Skip every picture and transcribe the remaining material exactly.

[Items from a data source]
##########
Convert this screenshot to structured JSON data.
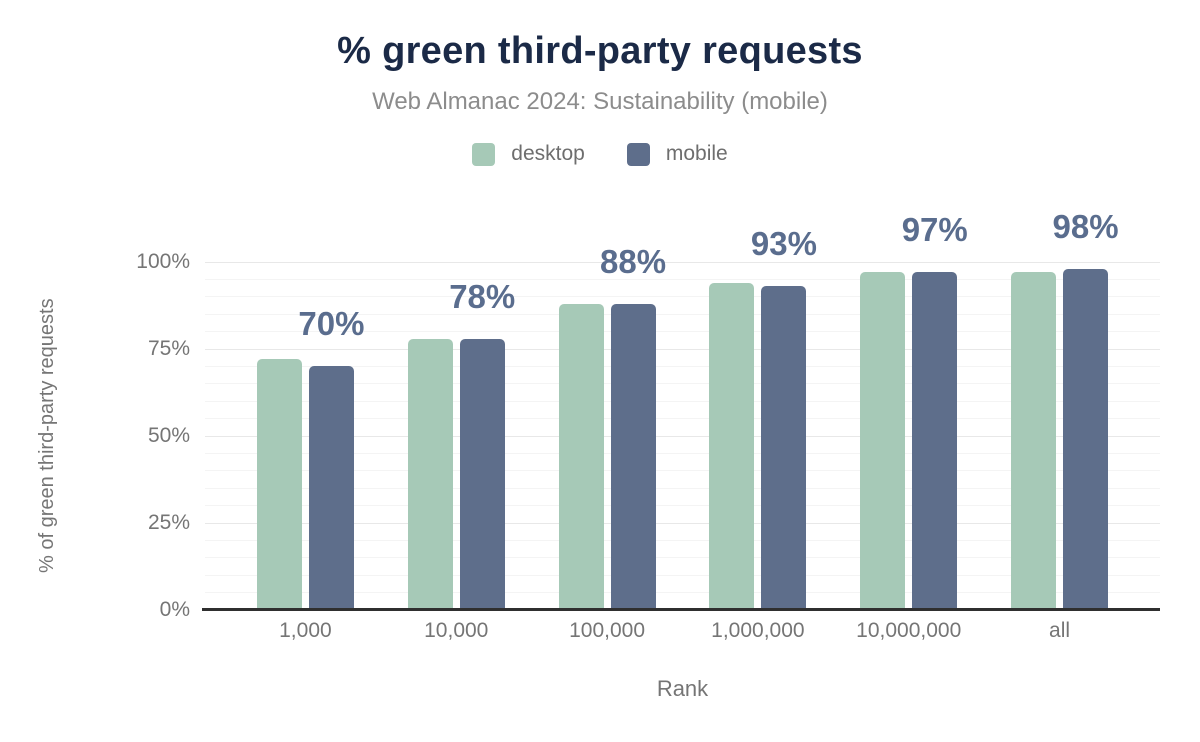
{
  "title": "% green third-party requests",
  "subtitle": "Web Almanac 2024: Sustainability (mobile)",
  "colors": {
    "title": "#1b2a47",
    "subtitle": "#8c8c8c",
    "axis_text": "#757575",
    "legend_text": "#6e6e6e",
    "data_label": "#5a6d8e",
    "axis_line": "#2f2f2f",
    "grid_major": "#e8e8e8",
    "grid_minor": "#f4f4f4",
    "desktop": "#a6c9b7",
    "mobile": "#5e6e8b"
  },
  "chart_data": {
    "type": "bar",
    "title": "% green third-party requests",
    "subtitle": "Web Almanac 2024: Sustainability (mobile)",
    "categories": [
      "1,000",
      "10,000",
      "100,000",
      "1,000,000",
      "10,000,000",
      "all"
    ],
    "series": [
      {
        "name": "desktop",
        "color": "#a6c9b7",
        "values": [
          72,
          78,
          88,
          94,
          97,
          97
        ]
      },
      {
        "name": "mobile",
        "color": "#5e6e8b",
        "values": [
          70,
          78,
          88,
          93,
          97,
          98
        ]
      }
    ],
    "data_labels": [
      "70%",
      "78%",
      "88%",
      "93%",
      "97%",
      "98%"
    ],
    "data_label_series": "mobile",
    "xlabel": "Rank",
    "ylabel": "% of green third-party requests",
    "yticks": [
      0,
      25,
      50,
      75,
      100
    ],
    "ytick_labels": [
      "0%",
      "25%",
      "50%",
      "75%",
      "100%"
    ],
    "ylim": [
      0,
      100
    ],
    "grid": "horizontal, minor every 5%, major every 25%",
    "legend_position": "top center"
  }
}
##########
Exercise solution ▸
Convert this screenshot to structured JSON data.
{
  "title": "% green third-party requests",
  "subtitle": "Web Almanac 2024: Sustainability (mobile)",
  "colors": {
    "title": "#1b2a47",
    "subtitle": "#8c8c8c",
    "axis_text": "#757575",
    "legend_text": "#6e6e6e",
    "data_label": "#5a6d8e",
    "axis_line": "#2f2f2f",
    "grid_major": "#e8e8e8",
    "grid_minor": "#f4f4f4",
    "desktop": "#a6c9b7",
    "mobile": "#5e6e8b"
  },
  "chart_data": {
    "type": "bar",
    "title": "% green third-party requests",
    "subtitle": "Web Almanac 2024: Sustainability (mobile)",
    "categories": [
      "1,000",
      "10,000",
      "100,000",
      "1,000,000",
      "10,000,000",
      "all"
    ],
    "series": [
      {
        "name": "desktop",
        "color": "#a6c9b7",
        "values": [
          72,
          78,
          88,
          94,
          97,
          97
        ]
      },
      {
        "name": "mobile",
        "color": "#5e6e8b",
        "values": [
          70,
          78,
          88,
          93,
          97,
          98
        ]
      }
    ],
    "data_labels": [
      "70%",
      "78%",
      "88%",
      "93%",
      "97%",
      "98%"
    ],
    "data_label_series": "mobile",
    "xlabel": "Rank",
    "ylabel": "% of green third-party requests",
    "yticks": [
      0,
      25,
      50,
      75,
      100
    ],
    "ytick_labels": [
      "0%",
      "25%",
      "50%",
      "75%",
      "100%"
    ],
    "ylim": [
      0,
      100
    ],
    "grid": "horizontal, minor every 5%, major every 25%",
    "legend_position": "top center"
  }
}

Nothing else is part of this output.